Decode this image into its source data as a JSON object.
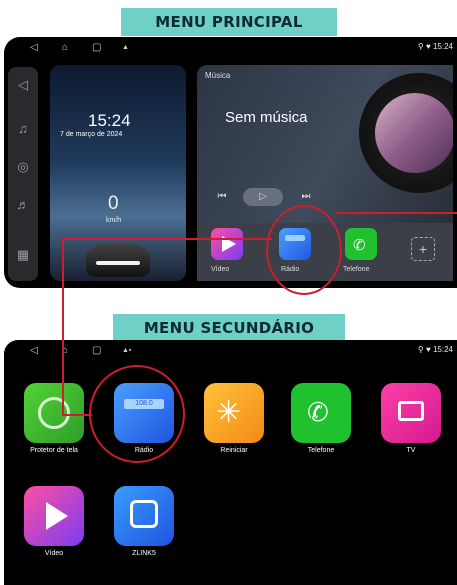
{
  "labels": {
    "main": "MENU PRINCIPAL",
    "secondary": "MENU SECUNDÁRIO"
  },
  "status": {
    "time": "15:24",
    "icons": "⚲ ♥",
    "extra": "▲▪"
  },
  "main": {
    "clock": {
      "time": "15:24",
      "date": "7 de março de 2024",
      "speed": "0",
      "unit": "km/h"
    },
    "media": {
      "category": "Música",
      "title": "Sem música",
      "controls": [
        "⏮",
        "▷",
        "⏭"
      ]
    },
    "apps": [
      {
        "label": "Vídeo",
        "color": "#a63cf0"
      },
      {
        "label": "Rádio",
        "color": "#2d6cf5"
      },
      {
        "label": "Telefone",
        "color": "#1fc12f"
      }
    ]
  },
  "secondary": {
    "apps": [
      {
        "label": "Protetor de tela",
        "color": "#44c22c"
      },
      {
        "label": "Rádio",
        "color": "#2d6cf5"
      },
      {
        "label": "Reiniciar",
        "color": "#f2a516"
      },
      {
        "label": "Telefone",
        "color": "#1fc12f"
      },
      {
        "label": "TV",
        "color": "#e0209a"
      },
      {
        "label": "Vídeo",
        "color": "#a63cf0"
      },
      {
        "label": "ZLINK5",
        "color": "#2d6cf5"
      }
    ],
    "radio_freq": "108.0"
  },
  "accent": "#cc1e2c"
}
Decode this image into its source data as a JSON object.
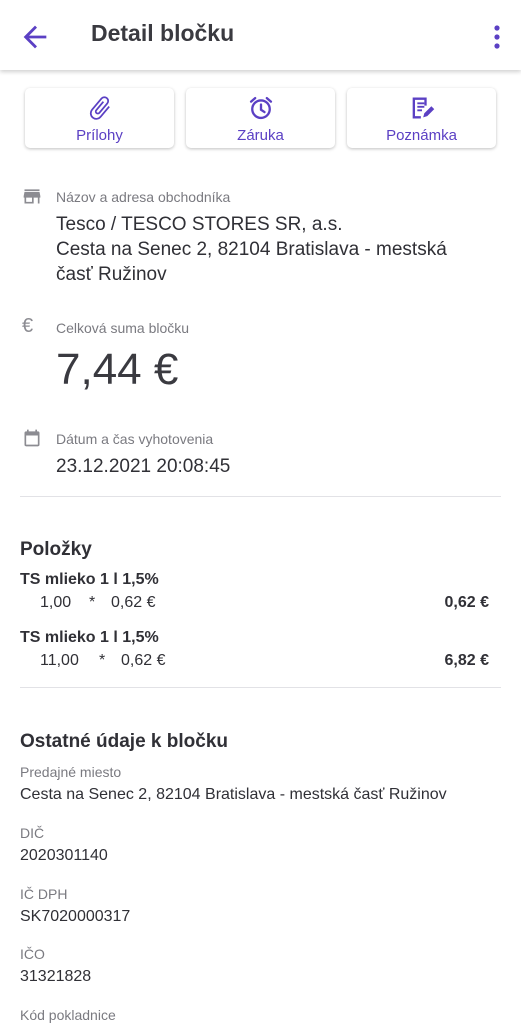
{
  "appbar": {
    "title": "Detail bločku",
    "back_icon": "arrow-left-icon",
    "more_icon": "more-vert-icon"
  },
  "accent_color": "#5b40c4",
  "actions": [
    {
      "label": "Prílohy",
      "icon": "paperclip-icon"
    },
    {
      "label": "Záruka",
      "icon": "alarm-clock-icon"
    },
    {
      "label": "Poznámka",
      "icon": "note-edit-icon"
    }
  ],
  "merchant": {
    "label": "Názov a adresa obchodníka",
    "line1": "Tesco / TESCO STORES SR, a.s.",
    "line2": "Cesta na Senec 2, 82104 Bratislava - mestská",
    "line3": "časť Ružinov",
    "icon": "store-icon"
  },
  "total": {
    "label": "Celková suma bločku",
    "value": "7,44 €",
    "icon": "euro-icon"
  },
  "datetime": {
    "label": "Dátum a čas vyhotovenia",
    "value": "23.12.2021 20:08:45",
    "icon": "calendar-icon"
  },
  "items_section": {
    "title": "Položky",
    "items": [
      {
        "name": "TS mlieko 1 l 1,5%",
        "qty": "1,00",
        "times": "*",
        "unit_price": "0,62 €",
        "total": "0,62 €"
      },
      {
        "name": "TS mlieko 1 l 1,5%",
        "qty": "11,00",
        "times": "*",
        "unit_price": "0,62 €",
        "total": "6,82 €"
      }
    ]
  },
  "other_section": {
    "title": "Ostatné údaje k bločku",
    "fields": [
      {
        "label": "Predajné miesto",
        "value": "Cesta na Senec 2, 82104 Bratislava - mestská časť Ružinov"
      },
      {
        "label": "DIČ",
        "value": "2020301140"
      },
      {
        "label": "IČ DPH",
        "value": "SK7020000317"
      },
      {
        "label": "IČO",
        "value": "31321828"
      },
      {
        "label": "Kód pokladnice",
        "value": ""
      }
    ]
  }
}
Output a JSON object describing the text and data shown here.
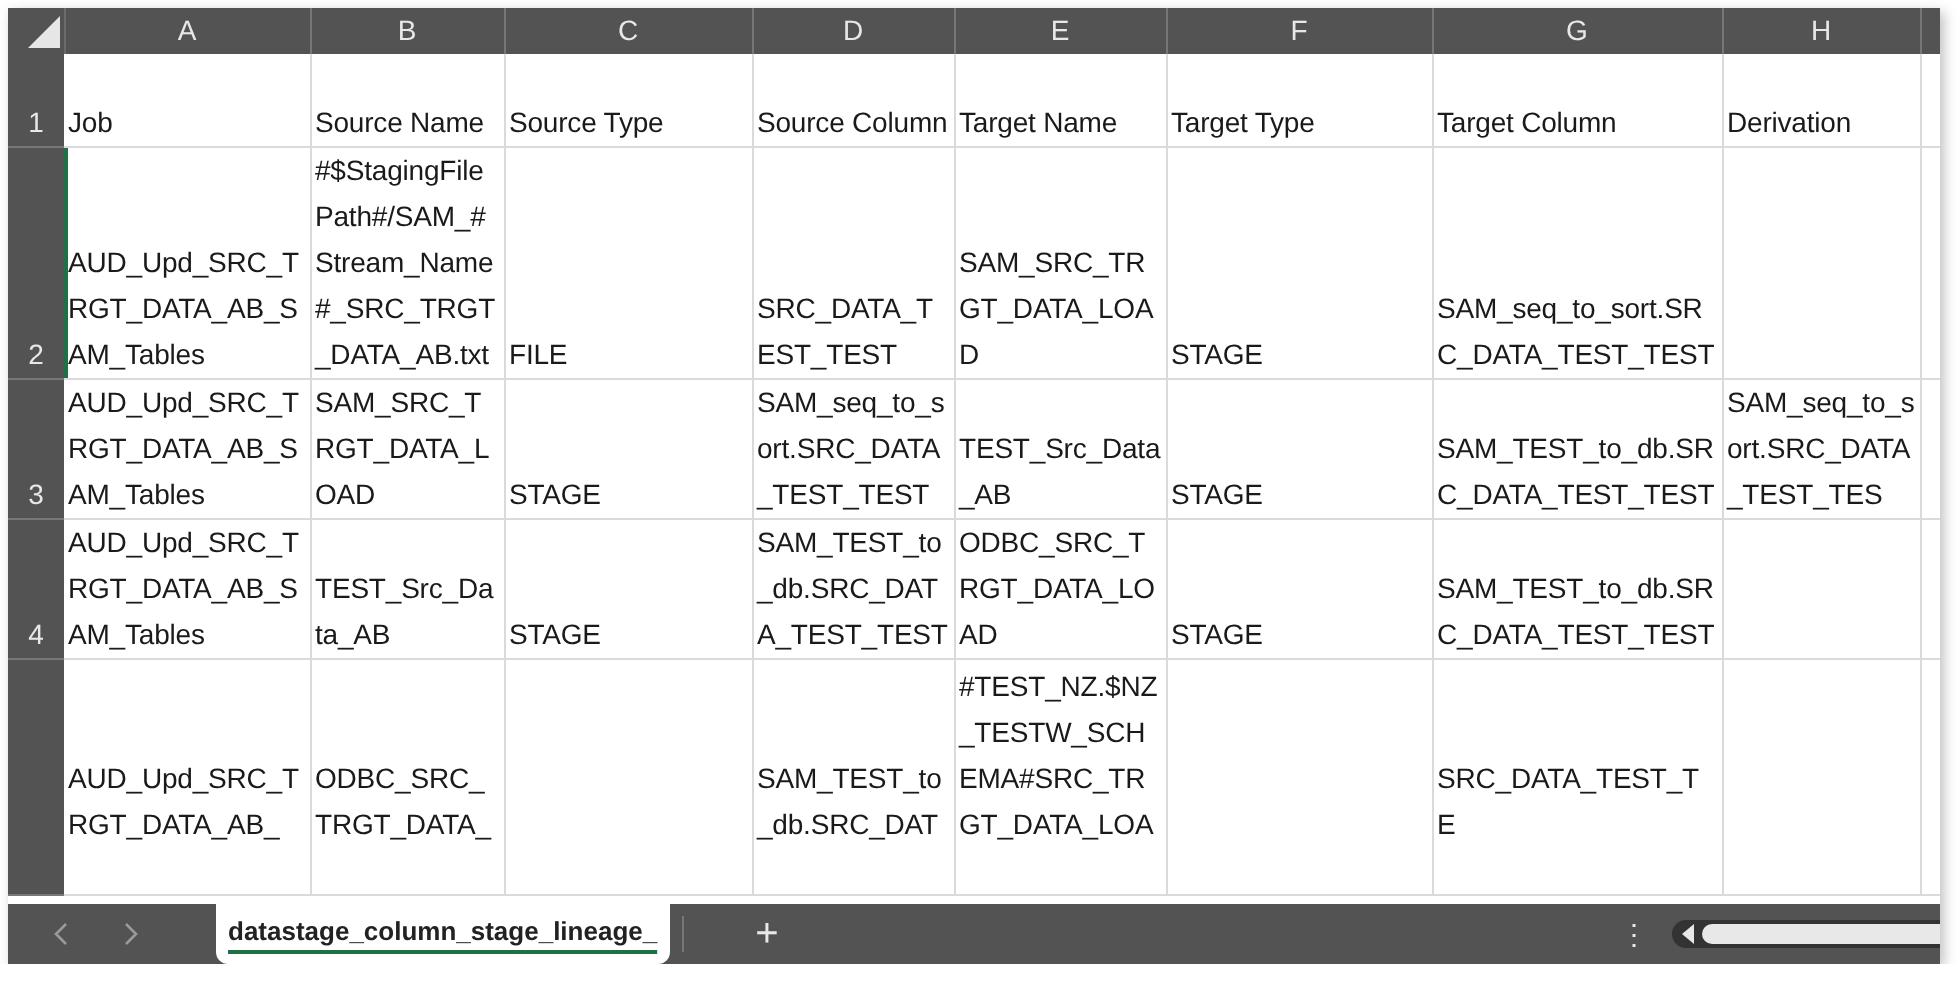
{
  "column_headers": [
    "A",
    "B",
    "C",
    "D",
    "E",
    "F",
    "G",
    "H"
  ],
  "rows": [
    {
      "number": "1",
      "cells": [
        "Job",
        "Source Name",
        "Source Type",
        "Source Column",
        "Target Name",
        "Target Type",
        "Target Column",
        "Derivation"
      ]
    },
    {
      "number": "2",
      "cells": [
        "AUD_Upd_SRC_TRGT_DATA_AB_SAM_Tables",
        "#$StagingFilePath#/SAM_#Stream_Name#_SRC_TRGT_DATA_AB.txt",
        "FILE",
        "SRC_DATA_TEST_TEST",
        "SAM_SRC_TRGT_DATA_LOAD",
        "STAGE",
        "SAM_seq_to_sort.SRC_DATA_TEST_TEST",
        ""
      ]
    },
    {
      "number": "3",
      "cells": [
        "AUD_Upd_SRC_TRGT_DATA_AB_SAM_Tables",
        "SAM_SRC_TRGT_DATA_LOAD",
        "STAGE",
        "SAM_seq_to_sort.SRC_DATA_TEST_TEST",
        "TEST_Src_Data_AB",
        "STAGE",
        "SAM_TEST_to_db.SRC_DATA_TEST_TEST",
        "SAM_seq_to_sort.SRC_DATA_TEST_TES"
      ]
    },
    {
      "number": "4",
      "cells": [
        "AUD_Upd_SRC_TRGT_DATA_AB_SAM_Tables",
        "TEST_Src_Data_AB",
        "STAGE",
        "SAM_TEST_to_db.SRC_DATA_TEST_TEST",
        "ODBC_SRC_TRGT_DATA_LOAD",
        "STAGE",
        "SAM_TEST_to_db.SRC_DATA_TEST_TEST",
        ""
      ]
    },
    {
      "number": "",
      "cells": [
        "AUD_Upd_SRC_TRGT_DATA_AB_",
        "ODBC_SRC_TRGT_DATA_",
        "",
        "SAM_TEST_to_db.SRC_DAT",
        "#TEST_NZ.$NZ_TESTW_SCHEMA#SRC_TRGT_DATA_LOA",
        "",
        "SRC_DATA_TEST_TE",
        ""
      ]
    }
  ],
  "sheet_tabs": [
    {
      "label": "datastage_column_stage_lineage_",
      "selected": true
    }
  ],
  "new_sheet_button": "+",
  "more_menu": "⋮"
}
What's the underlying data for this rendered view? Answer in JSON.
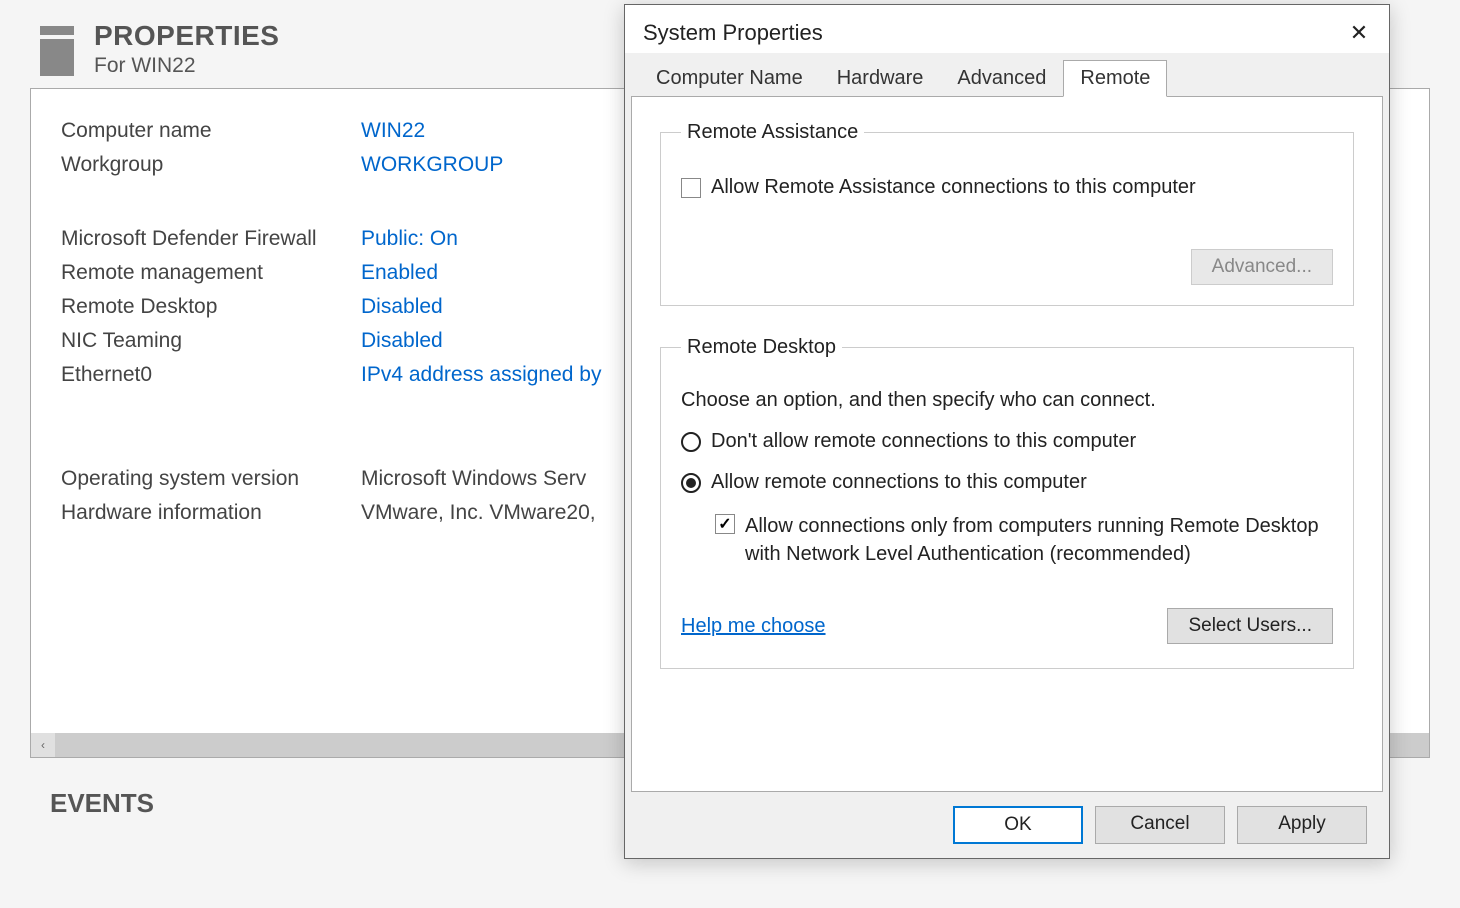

········

Pick out, from the lines above, every one that contains the string "number".

      "number": "1",
      "number": "2",
      "number": "3",
      "number": "4",
      "number": "",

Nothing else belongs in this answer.